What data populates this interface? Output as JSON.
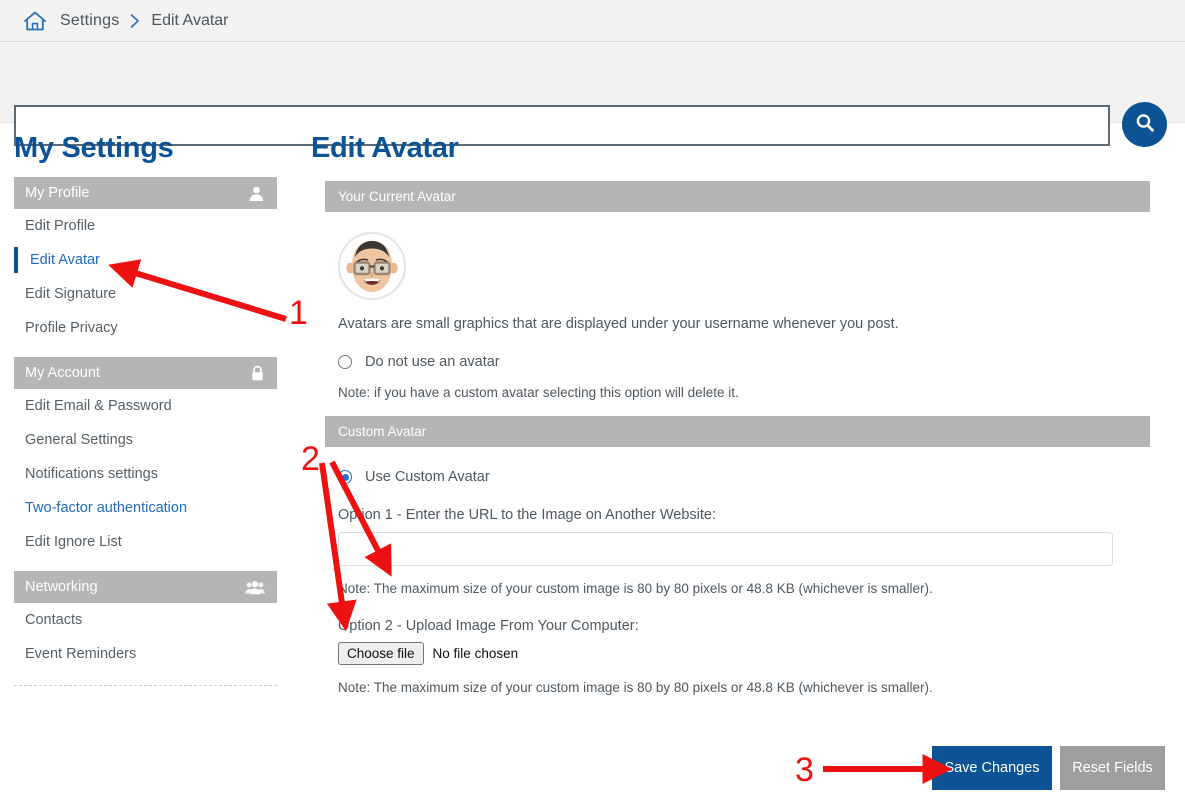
{
  "breadcrumb": {
    "home_icon": "home-icon",
    "parent": "Settings",
    "separator": "›",
    "current": "Edit Avatar"
  },
  "search": {
    "value": "",
    "placeholder": "",
    "button_icon": "search-icon"
  },
  "sidebar": {
    "title": "My Settings",
    "groups": [
      {
        "label": "My Profile",
        "icon": "user-icon",
        "items": [
          {
            "label": "Edit Profile",
            "state": "default"
          },
          {
            "label": "Edit Avatar",
            "state": "active"
          },
          {
            "label": "Edit Signature",
            "state": "default"
          },
          {
            "label": "Profile Privacy",
            "state": "default"
          }
        ]
      },
      {
        "label": "My Account",
        "icon": "lock-icon",
        "items": [
          {
            "label": "Edit Email & Password",
            "state": "default"
          },
          {
            "label": "General Settings",
            "state": "default"
          },
          {
            "label": "Notifications settings",
            "state": "default"
          },
          {
            "label": "Two-factor authentication",
            "state": "link"
          },
          {
            "label": "Edit Ignore List",
            "state": "default"
          }
        ]
      },
      {
        "label": "Networking",
        "icon": "users-icon",
        "items": [
          {
            "label": "Contacts",
            "state": "default"
          },
          {
            "label": "Event Reminders",
            "state": "default"
          }
        ]
      }
    ]
  },
  "main": {
    "title": "Edit Avatar",
    "current_avatar": {
      "header": "Your Current Avatar",
      "avatar_icon": "memoji-avatar",
      "description": "Avatars are small graphics that are displayed under your username whenever you post.",
      "no_avatar_option": {
        "label": "Do not use an avatar",
        "checked": false
      },
      "note": "Note: if you have a custom avatar selecting this option will delete it."
    },
    "custom_avatar": {
      "header": "Custom Avatar",
      "use_custom_option": {
        "label": "Use Custom Avatar",
        "checked": true
      },
      "option1_label": "Option 1 - Enter the URL to the Image on Another Website:",
      "url_value": "",
      "url_placeholder": "",
      "option1_note": "Note: The maximum size of your custom image is 80 by 80 pixels or 48.8 KB (whichever is smaller).",
      "option2_label": "Option 2 - Upload Image From Your Computer:",
      "choose_file_label": "Choose file",
      "file_status": "No file chosen",
      "option2_note": "Note: The maximum size of your custom image is 80 by 80 pixels or 48.8 KB (whichever is smaller)."
    }
  },
  "footer": {
    "save_label": "Save Changes",
    "reset_label": "Reset Fields"
  },
  "annotations": {
    "one": "1",
    "two": "2",
    "three": "3",
    "color": "#ee1111"
  },
  "colors": {
    "brand_blue": "#0b5394",
    "link_blue": "#1d6cc0",
    "header_gray": "#b5b5b5",
    "chrome_gray": "#f2f2f2",
    "reset_gray": "#9e9e9e",
    "annotation_red": "#ee1111"
  }
}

- - -

Aim.
Copy the listing word for word, excluding its pictures.

Task response.
What data populates this interface? Output as JSON.
{
  "breadcrumb": {
    "home_icon": "home-icon",
    "parent": "Settings",
    "separator": "›",
    "current": "Edit Avatar"
  },
  "search": {
    "value": "",
    "placeholder": "",
    "button_icon": "search-icon"
  },
  "sidebar": {
    "title": "My Settings",
    "groups": [
      {
        "label": "My Profile",
        "icon": "user-icon",
        "items": [
          {
            "label": "Edit Profile",
            "state": "default"
          },
          {
            "label": "Edit Avatar",
            "state": "active"
          },
          {
            "label": "Edit Signature",
            "state": "default"
          },
          {
            "label": "Profile Privacy",
            "state": "default"
          }
        ]
      },
      {
        "label": "My Account",
        "icon": "lock-icon",
        "items": [
          {
            "label": "Edit Email & Password",
            "state": "default"
          },
          {
            "label": "General Settings",
            "state": "default"
          },
          {
            "label": "Notifications settings",
            "state": "default"
          },
          {
            "label": "Two-factor authentication",
            "state": "link"
          },
          {
            "label": "Edit Ignore List",
            "state": "default"
          }
        ]
      },
      {
        "label": "Networking",
        "icon": "users-icon",
        "items": [
          {
            "label": "Contacts",
            "state": "default"
          },
          {
            "label": "Event Reminders",
            "state": "default"
          }
        ]
      }
    ]
  },
  "main": {
    "title": "Edit Avatar",
    "current_avatar": {
      "header": "Your Current Avatar",
      "avatar_icon": "memoji-avatar",
      "description": "Avatars are small graphics that are displayed under your username whenever you post.",
      "no_avatar_option": {
        "label": "Do not use an avatar",
        "checked": false
      },
      "note": "Note: if you have a custom avatar selecting this option will delete it."
    },
    "custom_avatar": {
      "header": "Custom Avatar",
      "use_custom_option": {
        "label": "Use Custom Avatar",
        "checked": true
      },
      "option1_label": "Option 1 - Enter the URL to the Image on Another Website:",
      "url_value": "",
      "url_placeholder": "",
      "option1_note": "Note: The maximum size of your custom image is 80 by 80 pixels or 48.8 KB (whichever is smaller).",
      "option2_label": "Option 2 - Upload Image From Your Computer:",
      "choose_file_label": "Choose file",
      "file_status": "No file chosen",
      "option2_note": "Note: The maximum size of your custom image is 80 by 80 pixels or 48.8 KB (whichever is smaller)."
    }
  },
  "footer": {
    "save_label": "Save Changes",
    "reset_label": "Reset Fields"
  },
  "annotations": {
    "one": "1",
    "two": "2",
    "three": "3",
    "color": "#ee1111"
  },
  "colors": {
    "brand_blue": "#0b5394",
    "link_blue": "#1d6cc0",
    "header_gray": "#b5b5b5",
    "chrome_gray": "#f2f2f2",
    "reset_gray": "#9e9e9e",
    "annotation_red": "#ee1111"
  }
}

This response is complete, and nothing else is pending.